* Exercise goal
Filter the data for "lämnat" and copy matching lines.

* Entries shown
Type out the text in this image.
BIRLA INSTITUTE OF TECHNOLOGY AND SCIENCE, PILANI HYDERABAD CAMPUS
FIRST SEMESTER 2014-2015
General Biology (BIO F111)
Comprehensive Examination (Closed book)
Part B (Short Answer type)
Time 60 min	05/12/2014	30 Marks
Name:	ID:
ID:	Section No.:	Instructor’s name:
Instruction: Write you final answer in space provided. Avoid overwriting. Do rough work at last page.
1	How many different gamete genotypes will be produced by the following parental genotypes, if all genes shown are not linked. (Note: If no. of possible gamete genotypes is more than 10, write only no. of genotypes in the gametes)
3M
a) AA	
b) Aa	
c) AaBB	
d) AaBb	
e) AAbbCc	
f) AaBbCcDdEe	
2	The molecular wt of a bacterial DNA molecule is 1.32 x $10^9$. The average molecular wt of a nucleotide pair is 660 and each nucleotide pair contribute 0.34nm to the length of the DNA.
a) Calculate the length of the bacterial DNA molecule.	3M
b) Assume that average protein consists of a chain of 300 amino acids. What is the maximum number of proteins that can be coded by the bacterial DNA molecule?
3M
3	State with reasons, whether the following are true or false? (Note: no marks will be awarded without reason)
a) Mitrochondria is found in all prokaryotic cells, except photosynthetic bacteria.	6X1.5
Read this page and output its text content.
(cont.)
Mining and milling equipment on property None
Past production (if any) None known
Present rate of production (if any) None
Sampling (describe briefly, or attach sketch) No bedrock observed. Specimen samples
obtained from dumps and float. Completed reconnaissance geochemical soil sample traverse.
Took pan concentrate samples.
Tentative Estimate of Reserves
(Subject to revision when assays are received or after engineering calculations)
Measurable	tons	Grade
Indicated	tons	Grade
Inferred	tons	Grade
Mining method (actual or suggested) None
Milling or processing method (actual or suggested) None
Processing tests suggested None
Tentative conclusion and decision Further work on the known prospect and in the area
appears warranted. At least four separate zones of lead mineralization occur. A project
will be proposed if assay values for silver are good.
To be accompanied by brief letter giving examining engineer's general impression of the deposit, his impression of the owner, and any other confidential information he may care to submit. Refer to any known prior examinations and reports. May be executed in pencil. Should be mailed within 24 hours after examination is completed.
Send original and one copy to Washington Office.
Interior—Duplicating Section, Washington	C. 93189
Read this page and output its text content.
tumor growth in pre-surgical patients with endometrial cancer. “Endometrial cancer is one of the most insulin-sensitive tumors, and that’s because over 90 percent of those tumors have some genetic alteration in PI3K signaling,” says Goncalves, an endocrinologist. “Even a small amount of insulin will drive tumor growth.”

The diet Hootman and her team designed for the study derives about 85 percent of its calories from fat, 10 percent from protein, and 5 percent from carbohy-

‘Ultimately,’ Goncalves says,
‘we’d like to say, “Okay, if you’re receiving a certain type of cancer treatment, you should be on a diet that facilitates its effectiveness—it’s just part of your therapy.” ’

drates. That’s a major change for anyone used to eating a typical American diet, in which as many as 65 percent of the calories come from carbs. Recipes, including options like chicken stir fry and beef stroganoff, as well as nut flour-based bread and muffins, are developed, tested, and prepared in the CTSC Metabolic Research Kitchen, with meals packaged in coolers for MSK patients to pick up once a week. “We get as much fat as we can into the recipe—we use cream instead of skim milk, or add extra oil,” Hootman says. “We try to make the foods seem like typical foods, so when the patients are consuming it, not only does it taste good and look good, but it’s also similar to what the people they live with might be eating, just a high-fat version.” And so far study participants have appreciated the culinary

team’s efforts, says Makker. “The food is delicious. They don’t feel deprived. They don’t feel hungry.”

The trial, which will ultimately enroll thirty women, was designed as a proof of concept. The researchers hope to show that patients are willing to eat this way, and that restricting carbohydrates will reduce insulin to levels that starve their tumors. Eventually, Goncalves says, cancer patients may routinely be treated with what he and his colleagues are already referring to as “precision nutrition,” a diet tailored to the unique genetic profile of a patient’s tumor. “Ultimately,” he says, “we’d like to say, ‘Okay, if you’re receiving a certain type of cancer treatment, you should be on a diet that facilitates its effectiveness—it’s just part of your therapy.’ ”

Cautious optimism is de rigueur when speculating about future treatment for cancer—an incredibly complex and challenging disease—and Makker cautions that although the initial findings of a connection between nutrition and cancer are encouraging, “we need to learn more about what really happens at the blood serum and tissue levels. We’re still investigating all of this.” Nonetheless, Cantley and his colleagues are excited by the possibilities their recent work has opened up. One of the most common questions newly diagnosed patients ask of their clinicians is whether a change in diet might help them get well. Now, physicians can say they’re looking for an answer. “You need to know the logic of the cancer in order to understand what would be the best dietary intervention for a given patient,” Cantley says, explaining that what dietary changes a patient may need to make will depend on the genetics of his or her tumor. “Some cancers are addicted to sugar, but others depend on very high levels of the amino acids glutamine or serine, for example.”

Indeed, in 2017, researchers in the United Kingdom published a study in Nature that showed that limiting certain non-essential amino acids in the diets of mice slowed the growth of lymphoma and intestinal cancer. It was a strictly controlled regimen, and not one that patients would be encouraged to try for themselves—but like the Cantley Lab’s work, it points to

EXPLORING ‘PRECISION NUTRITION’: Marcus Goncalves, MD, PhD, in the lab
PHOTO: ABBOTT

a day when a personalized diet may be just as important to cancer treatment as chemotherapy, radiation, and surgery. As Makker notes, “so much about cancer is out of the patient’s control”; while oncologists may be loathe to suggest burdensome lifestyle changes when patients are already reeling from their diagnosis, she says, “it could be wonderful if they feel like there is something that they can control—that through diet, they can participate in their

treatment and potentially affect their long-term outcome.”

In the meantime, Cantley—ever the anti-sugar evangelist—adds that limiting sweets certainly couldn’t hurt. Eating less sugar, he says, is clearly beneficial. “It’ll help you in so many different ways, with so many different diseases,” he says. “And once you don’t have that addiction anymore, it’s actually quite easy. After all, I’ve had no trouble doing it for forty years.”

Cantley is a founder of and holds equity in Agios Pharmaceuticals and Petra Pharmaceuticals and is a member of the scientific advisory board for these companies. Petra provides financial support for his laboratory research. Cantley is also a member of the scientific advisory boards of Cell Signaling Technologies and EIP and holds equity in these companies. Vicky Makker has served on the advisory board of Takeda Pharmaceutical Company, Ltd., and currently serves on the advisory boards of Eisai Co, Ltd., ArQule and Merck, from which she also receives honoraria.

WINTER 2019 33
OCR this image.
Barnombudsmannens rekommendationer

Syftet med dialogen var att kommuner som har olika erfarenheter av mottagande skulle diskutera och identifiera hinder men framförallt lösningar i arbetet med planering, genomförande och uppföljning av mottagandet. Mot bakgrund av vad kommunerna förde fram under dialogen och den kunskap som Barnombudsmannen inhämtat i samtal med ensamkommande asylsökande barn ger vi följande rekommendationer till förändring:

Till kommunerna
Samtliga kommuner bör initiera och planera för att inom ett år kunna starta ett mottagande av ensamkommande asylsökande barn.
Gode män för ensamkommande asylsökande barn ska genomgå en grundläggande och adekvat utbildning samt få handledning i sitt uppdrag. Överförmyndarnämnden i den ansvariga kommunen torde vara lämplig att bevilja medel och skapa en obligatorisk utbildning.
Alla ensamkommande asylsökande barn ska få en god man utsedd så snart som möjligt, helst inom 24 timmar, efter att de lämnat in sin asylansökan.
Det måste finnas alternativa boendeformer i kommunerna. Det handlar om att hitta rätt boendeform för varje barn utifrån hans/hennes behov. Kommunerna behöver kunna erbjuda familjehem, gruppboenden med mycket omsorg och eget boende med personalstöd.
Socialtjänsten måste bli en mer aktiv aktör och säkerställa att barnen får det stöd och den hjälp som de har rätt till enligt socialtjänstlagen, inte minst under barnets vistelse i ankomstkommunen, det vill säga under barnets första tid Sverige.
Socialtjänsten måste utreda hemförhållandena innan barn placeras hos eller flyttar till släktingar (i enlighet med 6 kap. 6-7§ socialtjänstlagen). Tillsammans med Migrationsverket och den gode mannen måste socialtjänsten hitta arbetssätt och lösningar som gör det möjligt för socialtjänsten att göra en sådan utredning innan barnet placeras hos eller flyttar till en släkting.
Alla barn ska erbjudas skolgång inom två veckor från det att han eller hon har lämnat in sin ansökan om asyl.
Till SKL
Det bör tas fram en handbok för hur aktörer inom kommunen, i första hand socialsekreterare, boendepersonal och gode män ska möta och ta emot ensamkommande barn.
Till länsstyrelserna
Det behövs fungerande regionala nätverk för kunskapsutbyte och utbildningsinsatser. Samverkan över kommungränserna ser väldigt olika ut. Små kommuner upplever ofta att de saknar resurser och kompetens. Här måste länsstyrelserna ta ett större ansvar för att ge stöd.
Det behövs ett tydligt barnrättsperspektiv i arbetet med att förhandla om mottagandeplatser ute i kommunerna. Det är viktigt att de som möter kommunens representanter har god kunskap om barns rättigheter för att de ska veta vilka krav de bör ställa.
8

* Expected answer
Alla ensamkommande asylsökande barn ska få en god man utsedd så snart som möjligt, helst inom 24 timmar, efter att de lämnat in sin asylansökan.
Alla barn ska erbjudas skolgång inom två veckor från det att han eller hon har lämnat in sin ansökan om asyl.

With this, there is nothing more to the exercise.